◆ **What you will do**
Where a line holds "между", copy it.

>> Start Input rows

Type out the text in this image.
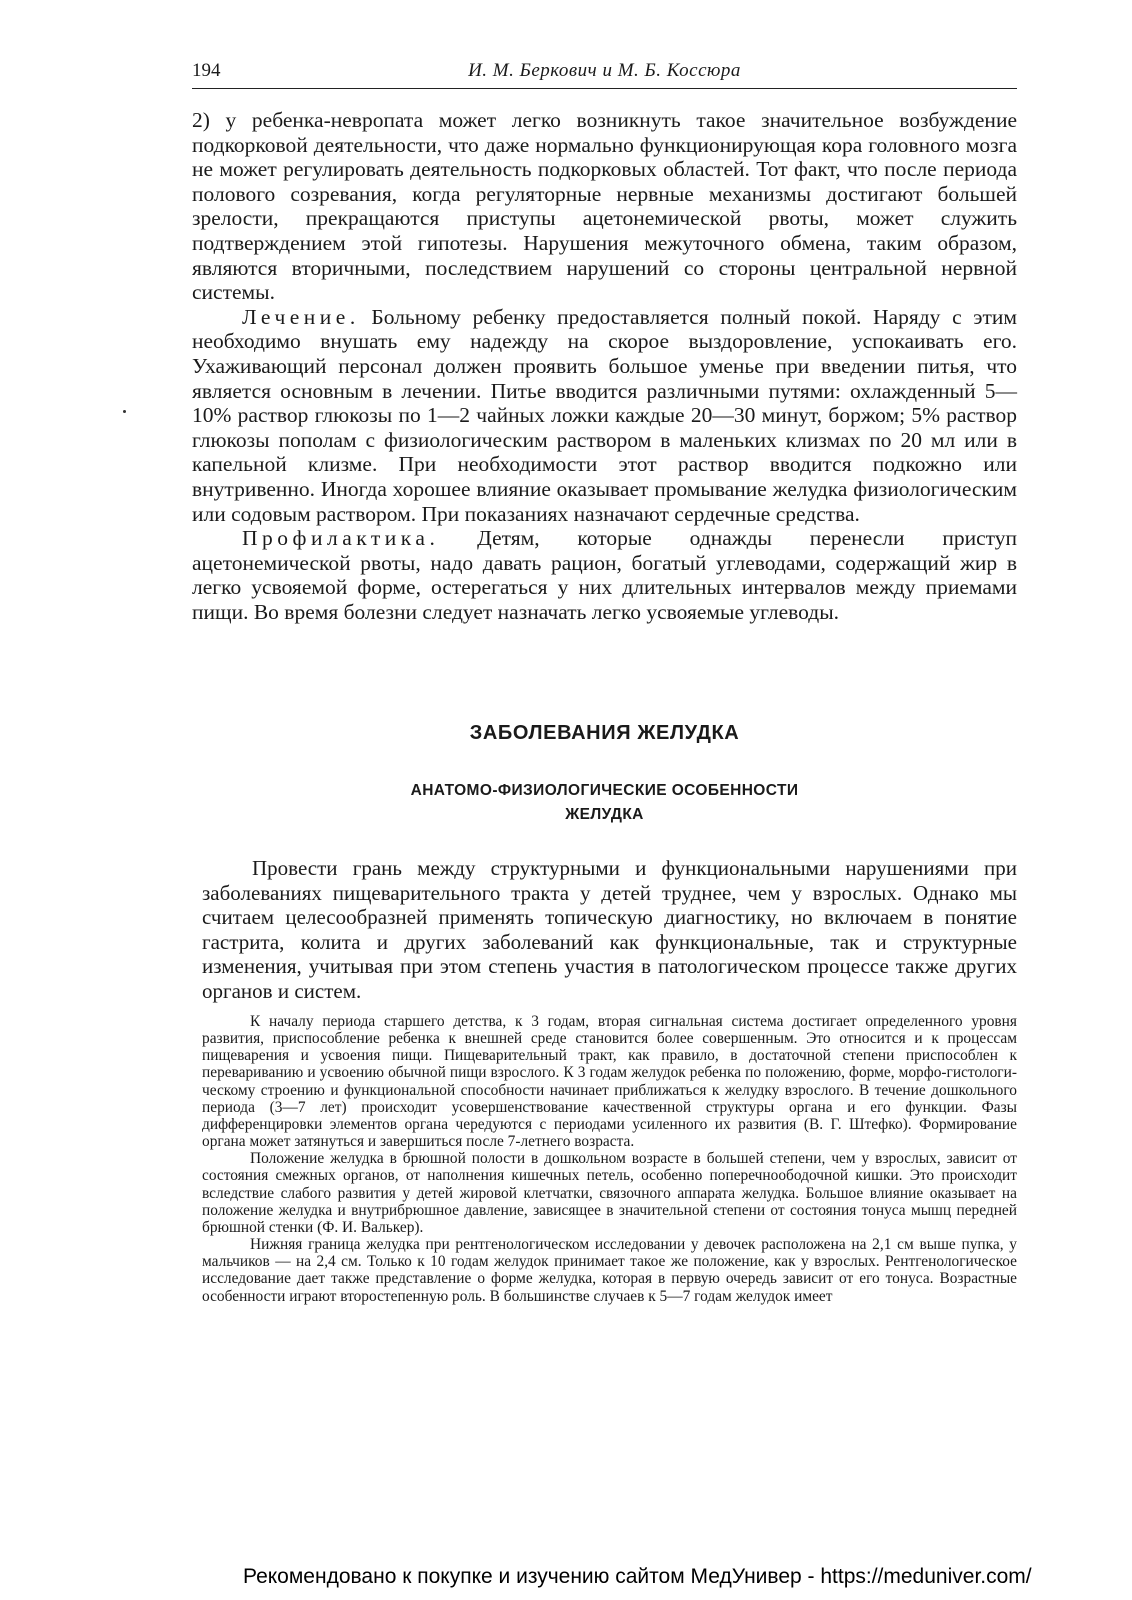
194	И. М. Беркович и М. Б. Коссюра

2) у ребенка-невропата может легко возникнуть такое значительное возбуждение подкорковой деятельности, что даже нормально функционирующая кора головного мозга не может регулировать деятельность подкорковых областей. Тот факт, что после периода полового созревания, когда регуляторные нервные механизмы достигают большей зрелости, прекращаются приступы ацетонемической рвоты, может служить подтверждением этой гипотезы. Нарушения межуточного обмена, таким образом, являются вторичными, последствием нарушений со стороны центральной нервной системы.

Лечение. Больному ребенку предоставляется полный покой. Наряду с этим необходимо внушать ему надежду на скорое выздоровление, успокаивать его. Ухаживающий персонал должен проявить большое уменье при введении питья, что является основным в лечении. Питье вводится различными путями: охлажденный 5—10% раствор глюкозы по 1—2 чайных ложки каждые 20—30 минут, боржом; 5% раствор глюкозы пополам с физиологическим раствором в маленьких клизмах по 20 мл или в капельной клизме. При необходимости этот раствор вводится подкожно или внутривенно. Иногда хорошее влияние оказывает промывание желудка физиологическим или содовым раствором. При показаниях назначают сердечные средства.

Профилактика. Детям, которые однажды перенесли приступ ацетонемической рвоты, надо давать рацион, богатый углеводами, содержащий жир в легко усвояемой форме, остерегаться у них длительных интервалов между приемами пищи. Во время болезни следует назначать легко усвояемые углеводы.

ЗАБОЛЕВАНИЯ ЖЕЛУДКА
АНАТОМО-ФИЗИОЛОГИЧЕСКИЕ ОСОБЕННОСТИ
ЖЕЛУДКА

Провести грань между структурными и функциональными нарушениями при заболеваниях пищеварительного тракта у детей труднее, чем у взрослых. Однако мы считаем целесообразней применять топическую диагностику, но включаем в понятие гастрита, колита и других заболеваний как функциональные, так и структурные изменения, учитывая при этом степень участия в патологическом процессе также других органов и систем.

К началу периода старшего детства, к 3 годам, вторая сигнальная система достигает определенного уровня развития, приспособление ребенка к внешней среде становится более совершенным. Это относится и к процессам пищеварения и усвоения пищи. Пищеварительный тракт, как правило, в достаточной степени приспособлен к перевариванию и усвоению обычной пищи взрослого. К 3 годам желудок ребенка по положению, форме, морфо-гистологическому строению и функциональной способности начинает приближаться к желудку взрослого. В течение дошкольного периода (3—7 лет) происходит усовершенствование качественной структуры органа и его функции. Фазы дифференцировки элементов органа чередуются с периодами усиленного их развития (В. Г. Штефко). Формирование органа может затянуться и завершиться после 7-летнего возраста.

Положение желудка в брюшной полости в дошкольном возрасте в большей степени, чем у взрослых, зависит от состояния смежных органов, от наполнения кишечных петель, особенно поперечноободочной кишки. Это происходит вследствие слабого развития у детей жировой клетчатки, связочного аппарата желудка. Большое влияние оказывает на положение желудка и внутрибрюшное давление, зависящее в значительной степени от состояния тонуса мышц передней брюшной стенки (Ф. И. Валькер).

Нижняя граница желудка при рентгенологическом исследовании у девочек расположена на 2,1 см выше пупка, у мальчиков — на 2,4 см. Только к 10 годам желудок принимает такое же положение, как у взрослых. Рентгенологическое исследование дает также представление о форме желудка, которая в первую очередь зависит от его тонуса. Возрастные особенности играют второстепенную роль. В большинстве случаев к 5—7 годам желудок имеет

Рекомендовано к покупке и изучению сайтом МедУнивер - https://meduniver.com/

>> End Input rows

◆ **Answer to the problem**
Профилактика. Детям, которые однажды перенесли приступ ацетонемической рвоты, надо давать рацион, богатый углеводами, содержащий жир в легко усвояемой форме, остерегаться у них длительных интервалов между приемами пищи. Во время болезни следует назначать легко усвояемые углеводы.
Провести грань между структурными и функциональными нарушениями при заболеваниях пищеварительного тракта у детей труднее, чем у взрослых. Однако мы считаем целесообразней применять топическую диагностику, но включаем в понятие гастрита, колита и других заболеваний как функциональные, так и структурные изменения, учитывая при этом степень участия в патологическом процессе также других органов и систем.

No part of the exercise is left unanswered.